Exercise instructions:
Print the records below word for word, but leave out the pictures.

Records supplied:
++++++++++
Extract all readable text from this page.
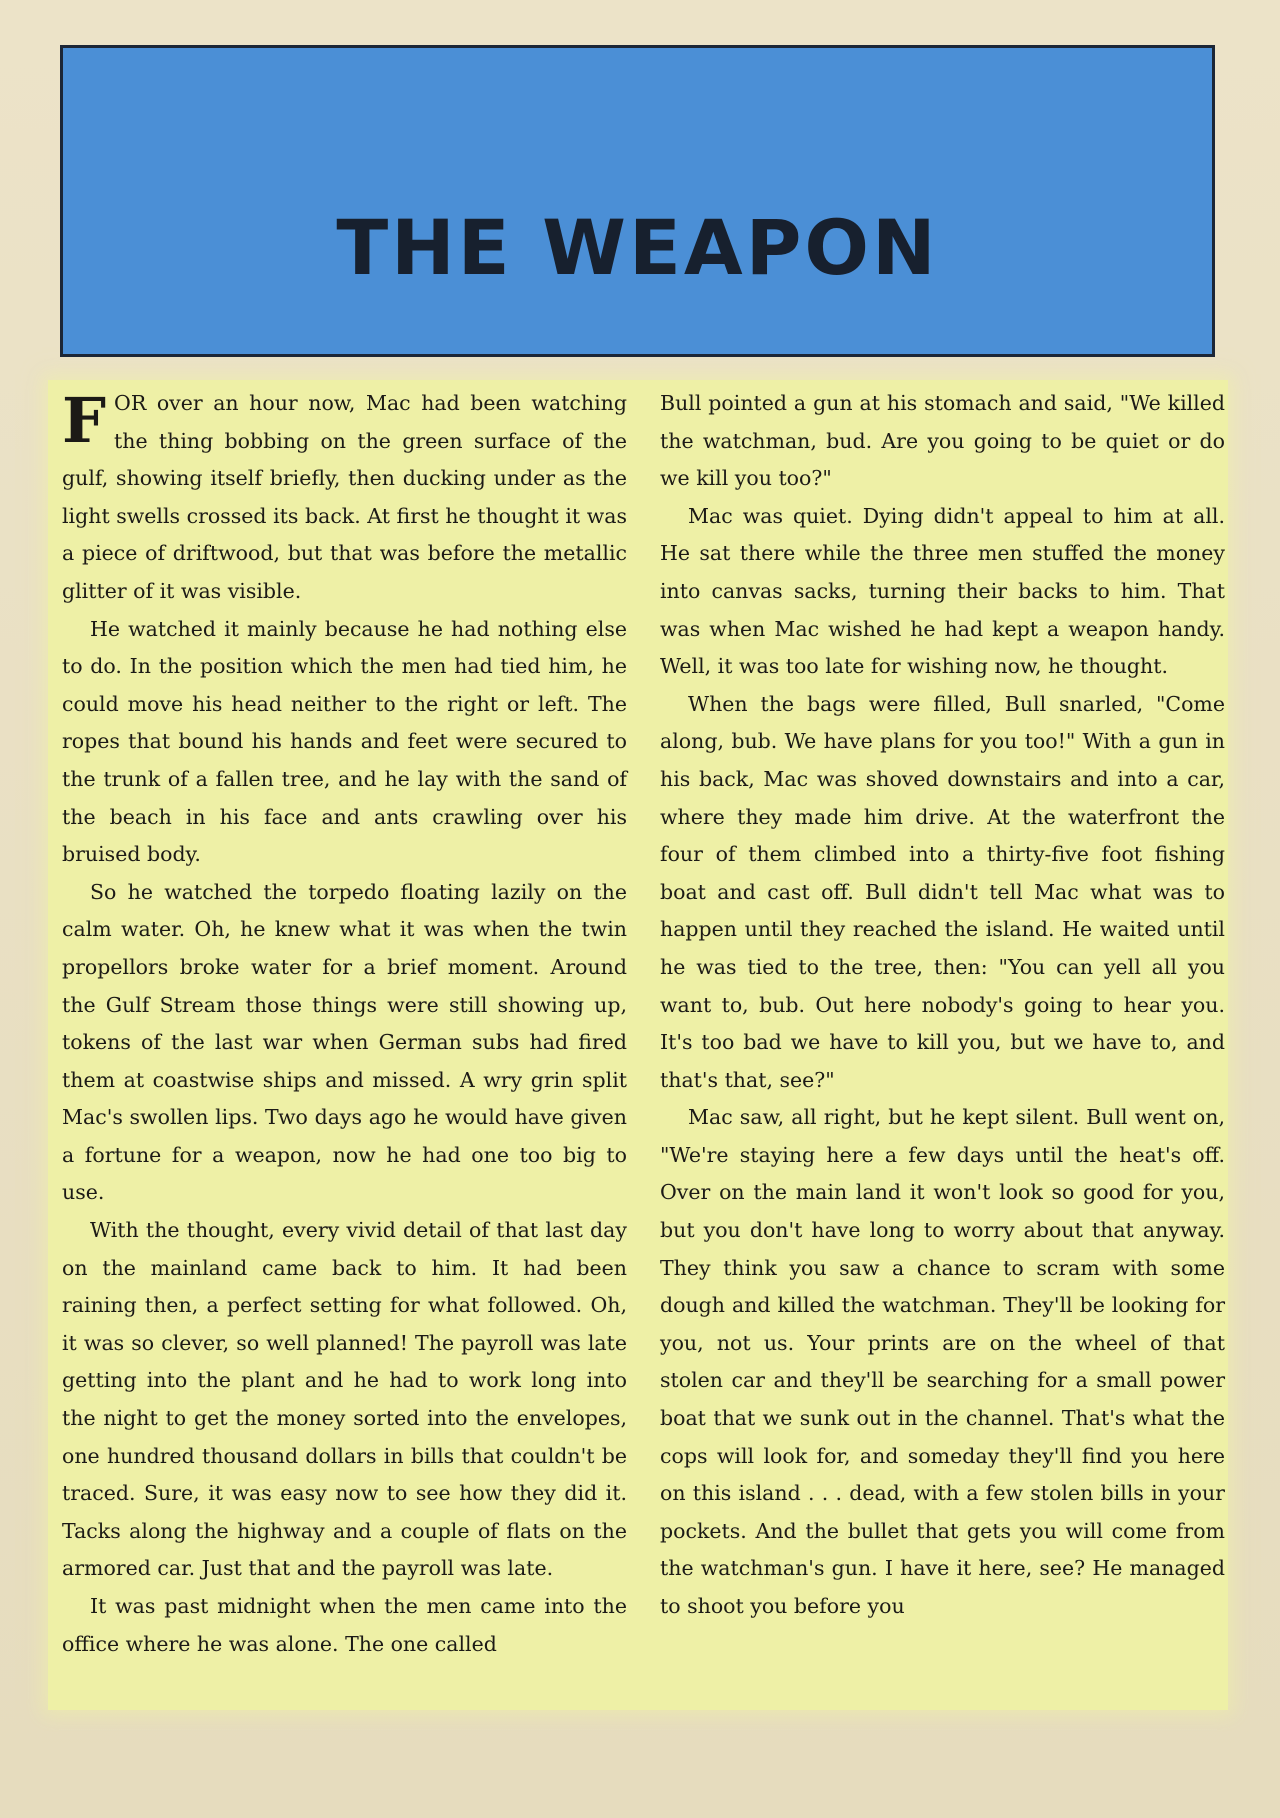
THE WEAPON

FOR over an hour now, Mac had been watching the thing bobbing on the green surface of the gulf, showing itself briefly, then ducking under as the light swells crossed its back. At first he thought it was a piece of driftwood, but that was before the metallic glitter of it was visible.

He watched it mainly because he had nothing else to do. In the position which the men had tied him, he could move his head neither to the right or left. The ropes that bound his hands and feet were secured to the trunk of a fallen tree, and he lay with the sand of the beach in his face and ants crawling over his bruised body.

So he watched the torpedo floating lazily on the calm water. Oh, he knew what it was when the twin propellors broke water for a brief moment. Around the Gulf Stream those things were still showing up, tokens of the last war when German subs had fired them at coastwise ships and missed. A wry grin split Mac's swollen lips. Two days ago he would have given a fortune for a weapon, now he had one too big to use.

With the thought, every vivid detail of that last day on the mainland came back to him. It had been raining then, a perfect setting for what followed. Oh, it was so clever, so well planned! The payroll was late getting into the plant and he had to work long into the night to get the money sorted into the envelopes, one hundred thousand dollars in bills that couldn't be traced. Sure, it was easy now to see how they did it. Tacks along the highway and a couple of flats on the armored car. Just that and the payroll was late.

It was past midnight when the men came into the office where he was alone. The one called

Bull pointed a gun at his stomach and said, "We killed the watchman, bud. Are you going to be quiet or do we kill you too?"

Mac was quiet. Dying didn't appeal to him at all. He sat there while the three men stuffed the money into canvas sacks, turning their backs to him. That was when Mac wished he had kept a weapon handy. Well, it was too late for wishing now, he thought.

When the bags were filled, Bull snarled, "Come along, bub. We have plans for you too!" With a gun in his back, Mac was shoved downstairs and into a car, where they made him drive. At the waterfront the four of them climbed into a thirty-five foot fishing boat and cast off. Bull didn't tell Mac what was to happen until they reached the island. He waited until he was tied to the tree, then: "You can yell all you want to, bub. Out here nobody's going to hear you. It's too bad we have to kill you, but we have to, and that's that, see?"

Mac saw, all right, but he kept silent. Bull went on, "We're staying here a few days until the heat's off. Over on the main land it won't look so good for you, but you don't have long to worry about that anyway. They think you saw a chance to scram with some dough and killed the watchman. They'll be looking for you, not us. Your prints are on the wheel of that stolen car and they'll be searching for a small power boat that we sunk out in the channel. That's what the cops will look for, and someday they'll find you here on this island . . . dead, with a few stolen bills in your pockets. And the bullet that gets you will come from the watchman's gun. I have it here, see? He managed to shoot you before you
++++++++++
Problem solution:
Extract all readable text from this page.
THE WEAPON

FOR over an hour now, Mac had been watching the thing bobbing on the green surface of the gulf, showing itself briefly, then ducking under as the light swells crossed its back. At first he thought it was a piece of driftwood, but that was before the metallic glitter of it was visible.

He watched it mainly because he had nothing else to do. In the position which the men had tied him, he could move his head neither to the right or left. The ropes that bound his hands and feet were secured to the trunk of a fallen tree, and he lay with the sand of the beach in his face and ants crawling over his bruised body.

So he watched the torpedo floating lazily on the calm water. Oh, he knew what it was when the twin propellors broke water for a brief moment. Around the Gulf Stream those things were still showing up, tokens of the last war when German subs had fired them at coastwise ships and missed. A wry grin split Mac's swollen lips. Two days ago he would have given a fortune for a weapon, now he had one too big to use.

With the thought, every vivid detail of that last day on the mainland came back to him. It had been raining then, a perfect setting for what followed. Oh, it was so clever, so well planned! The payroll was late getting into the plant and he had to work long into the night to get the money sorted into the envelopes, one hundred thousand dollars in bills that couldn't be traced. Sure, it was easy now to see how they did it. Tacks along the highway and a couple of flats on the armored car. Just that and the payroll was late.

It was past midnight when the men came into the office where he was alone. The one called

Bull pointed a gun at his stomach and said, "We killed the watchman, bud. Are you going to be quiet or do we kill you too?"

Mac was quiet. Dying didn't appeal to him at all. He sat there while the three men stuffed the money into canvas sacks, turning their backs to him. That was when Mac wished he had kept a weapon handy. Well, it was too late for wishing now, he thought.

When the bags were filled, Bull snarled, "Come along, bub. We have plans for you too!" With a gun in his back, Mac was shoved downstairs and into a car, where they made him drive. At the waterfront the four of them climbed into a thirty-five foot fishing boat and cast off. Bull didn't tell Mac what was to happen until they reached the island. He waited until he was tied to the tree, then: "You can yell all you want to, bub. Out here nobody's going to hear you. It's too bad we have to kill you, but we have to, and that's that, see?"

Mac saw, all right, but he kept silent. Bull went on, "We're staying here a few days until the heat's off. Over on the main land it won't look so good for you, but you don't have long to worry about that anyway. They think you saw a chance to scram with some dough and killed the watchman. They'll be looking for you, not us. Your prints are on the wheel of that stolen car and they'll be searching for a small power boat that we sunk out in the channel. That's what the cops will look for, and someday they'll find you here on this island . . . dead, with a few stolen bills in your pockets. And the bullet that gets you will come from the watchman's gun. I have it here, see? He managed to shoot you before you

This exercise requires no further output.